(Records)
_ _ _ _ _

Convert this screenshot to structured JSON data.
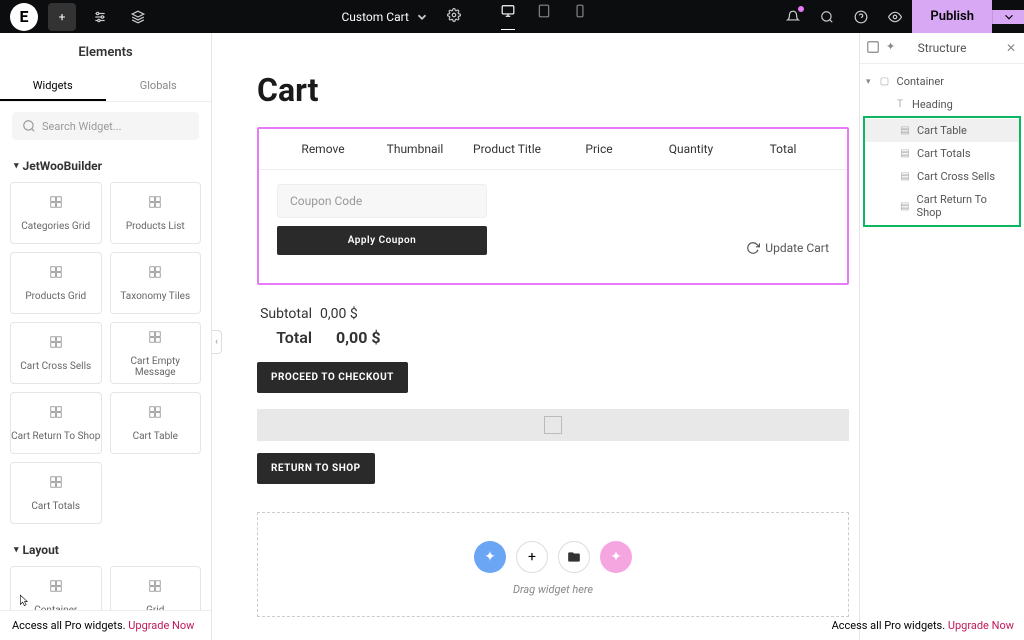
{
  "topbar": {
    "pagename": "Custom Cart",
    "publish": "Publish"
  },
  "leftbar": {
    "title": "Elements",
    "tabs": {
      "widgets": "Widgets",
      "globals": "Globals"
    },
    "search_ph": "Search Widget...",
    "section1": "JetWooBuilder",
    "section2": "Layout",
    "widgets1": [
      {
        "label": "Categories Grid"
      },
      {
        "label": "Products List"
      },
      {
        "label": "Products Grid"
      },
      {
        "label": "Taxonomy Tiles"
      },
      {
        "label": "Cart Cross Sells"
      },
      {
        "label": "Cart Empty Message"
      },
      {
        "label": "Cart Return To Shop"
      },
      {
        "label": "Cart Table"
      },
      {
        "label": "Cart Totals"
      }
    ],
    "widgets2": [
      {
        "label": "Container"
      },
      {
        "label": "Grid"
      }
    ],
    "footer_text": "Access all Pro widgets. ",
    "footer_link": "Upgrade Now"
  },
  "canvas": {
    "title": "Cart",
    "headers": {
      "remove": "Remove",
      "thumb": "Thumbnail",
      "ptitle": "Product Title",
      "price": "Price",
      "qty": "Quantity",
      "total": "Total"
    },
    "coupon_ph": "Coupon Code",
    "apply": "Apply Coupon",
    "update": "Update Cart",
    "subtotal_l": "Subtotal",
    "subtotal_v": "0,00 $",
    "total_l": "Total",
    "total_v": "0,00 $",
    "checkout": "PROCEED TO CHECKOUT",
    "return": "RETURN TO SHOP",
    "drag": "Drag widget here"
  },
  "rightbar": {
    "title": "Structure",
    "tree": {
      "container": "Container",
      "heading": "Heading",
      "cart_table": "Cart Table",
      "cart_totals": "Cart Totals",
      "cross": "Cart Cross Sells",
      "return": "Cart Return To Shop"
    },
    "footer_text": "Access all Pro widgets. ",
    "footer_link": "Upgrade Now"
  }
}
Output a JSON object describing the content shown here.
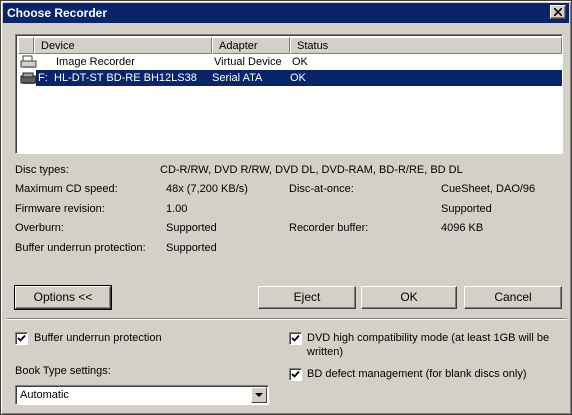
{
  "window": {
    "title": "Choose Recorder"
  },
  "devices": {
    "columns": [
      "Device",
      "Adapter",
      "Status"
    ],
    "rows": [
      {
        "prefix": "",
        "device": "Image Recorder",
        "adapter": "Virtual Device",
        "status": "OK",
        "selected": false
      },
      {
        "prefix": "F:",
        "device": "HL-DT-ST BD-RE  BH12LS38",
        "adapter": "Serial ATA",
        "status": "OK",
        "selected": true
      }
    ]
  },
  "info": {
    "disc_types_label": "Disc types:",
    "disc_types_value": "CD-R/RW, DVD R/RW, DVD DL, DVD-RAM, BD-R/RE, BD DL",
    "max_cd_speed_label": "Maximum CD speed:",
    "max_cd_speed_value": "48x (7,200 KB/s)",
    "disc_at_once_label": "Disc-at-once:",
    "disc_at_once_value": "CueSheet, DAO/96",
    "firmware_label": "Firmware revision:",
    "firmware_value": "1.00",
    "dao_supported_value": "Supported",
    "overburn_label": "Overburn:",
    "overburn_value": "Supported",
    "recorder_buffer_label": "Recorder buffer:",
    "recorder_buffer_value": "4096 KB",
    "buffer_underrun_label": "Buffer underrun protection:",
    "buffer_underrun_value": "Supported"
  },
  "buttons": {
    "options": "Options <<",
    "eject": "Eject",
    "ok": "OK",
    "cancel": "Cancel"
  },
  "options": {
    "buffer_underrun_protection": {
      "label": "Buffer underrun protection",
      "checked": true
    },
    "dvd_high_compat": {
      "label": "DVD high compatibility mode (at least 1GB will be written)",
      "label_line1": "DVD high compatibility mode (at least 1GB will be",
      "label_line2": "written)",
      "checked": true
    },
    "bd_defect_mgmt": {
      "label": "BD defect management (for blank discs only)",
      "checked": true
    },
    "book_type_label": "Book Type settings:",
    "book_type_value": "Automatic"
  }
}
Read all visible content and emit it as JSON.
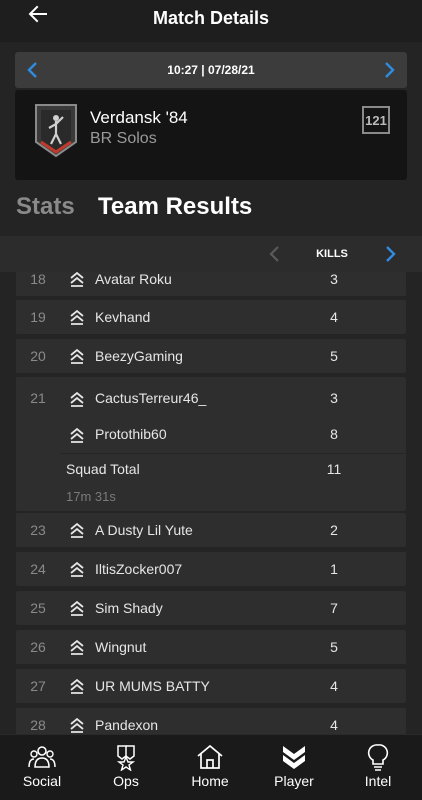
{
  "header": {
    "title": "Match Details"
  },
  "match": {
    "datetime": "10:27 | 07/28/21",
    "map": "Verdansk '84",
    "mode": "BR Solos",
    "badge": "121"
  },
  "tabs": [
    {
      "label": "Stats",
      "active": false
    },
    {
      "label": "Team Results",
      "active": true
    }
  ],
  "column": {
    "label": "KILLS"
  },
  "results": [
    {
      "rank": "18",
      "name": "Avatar Roku",
      "kills": "3"
    },
    {
      "rank": "19",
      "name": "Kevhand",
      "kills": "4"
    },
    {
      "rank": "20",
      "name": "BeezyGaming",
      "kills": "5"
    }
  ],
  "squad": {
    "rank": "21",
    "players": [
      {
        "name": "CactusTerreur46_",
        "kills": "3"
      },
      {
        "name": "Protothib60",
        "kills": "8"
      }
    ],
    "total_label": "Squad Total",
    "total_kills": "11",
    "time": "17m 31s"
  },
  "results_after": [
    {
      "rank": "23",
      "name": "A Dusty Lil Yute",
      "kills": "2"
    },
    {
      "rank": "24",
      "name": "IltisZocker007",
      "kills": "1"
    },
    {
      "rank": "25",
      "name": "Sim Shady",
      "kills": "7"
    },
    {
      "rank": "26",
      "name": "Wingnut",
      "kills": "5"
    },
    {
      "rank": "27",
      "name": "UR MUMS BATTY",
      "kills": "4"
    },
    {
      "rank": "28",
      "name": "Pandexon",
      "kills": "4"
    }
  ],
  "nav": [
    {
      "label": "Social",
      "icon": "social-icon"
    },
    {
      "label": "Ops",
      "icon": "ops-icon"
    },
    {
      "label": "Home",
      "icon": "home-icon"
    },
    {
      "label": "Player",
      "icon": "player-icon"
    },
    {
      "label": "Intel",
      "icon": "intel-icon"
    }
  ],
  "colors": {
    "accent": "#2f8ce0",
    "background": "#242424",
    "row": "#2e2e2e"
  }
}
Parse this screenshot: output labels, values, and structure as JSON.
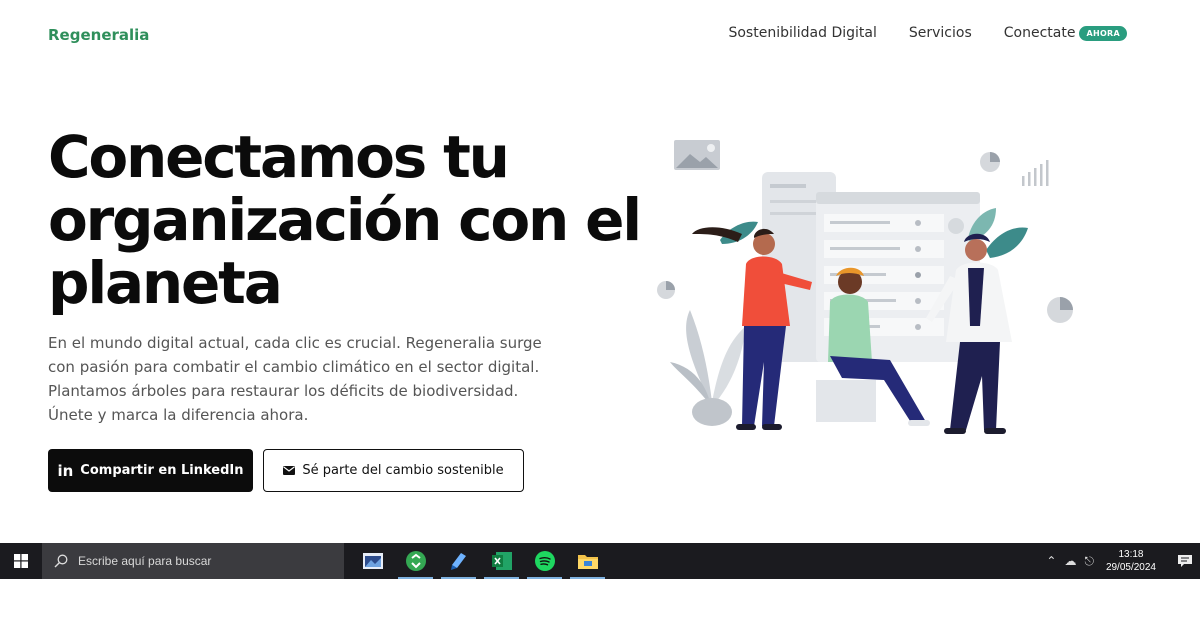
{
  "header": {
    "logo": "Regeneralia",
    "nav": {
      "item1": "Sostenibilidad Digital",
      "item2": "Servicios",
      "item3": "Conectate",
      "badge": "AHORA"
    }
  },
  "hero": {
    "title": "Conectamos tu organización con el planeta",
    "description": "En el mundo digital actual, cada clic es crucial. Regeneralia surge con pasión para combatir el cambio climático en el sector digital. Plantamos árboles para restaurar los déficits de biodiversidad. Únete y marca la diferencia ahora.",
    "primary_button": "Compartir en LinkedIn",
    "primary_icon": "in",
    "secondary_button": "Sé parte del cambio sostenible"
  },
  "colors": {
    "brand": "#2f8f5b",
    "badge": "#2a9d7f",
    "primary_button": "#0c0c0c",
    "taskbar": "#1b1b1f"
  },
  "taskbar": {
    "search_placeholder": "Escribe aquí para buscar",
    "apps": [
      "image-viewer-icon",
      "recycle-app-icon",
      "notes-app-icon",
      "excel-icon",
      "spotify-icon",
      "file-explorer-icon"
    ],
    "time": "13:18",
    "date": "29/05/2024"
  }
}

_ _ _ _ _

Copy out each line of the records that holds the string "this".

> ANSWER TO THE TASK
Convert this screenshot to structured JSON data.
Parse this screenshot: output labels, values, and structure as JSON.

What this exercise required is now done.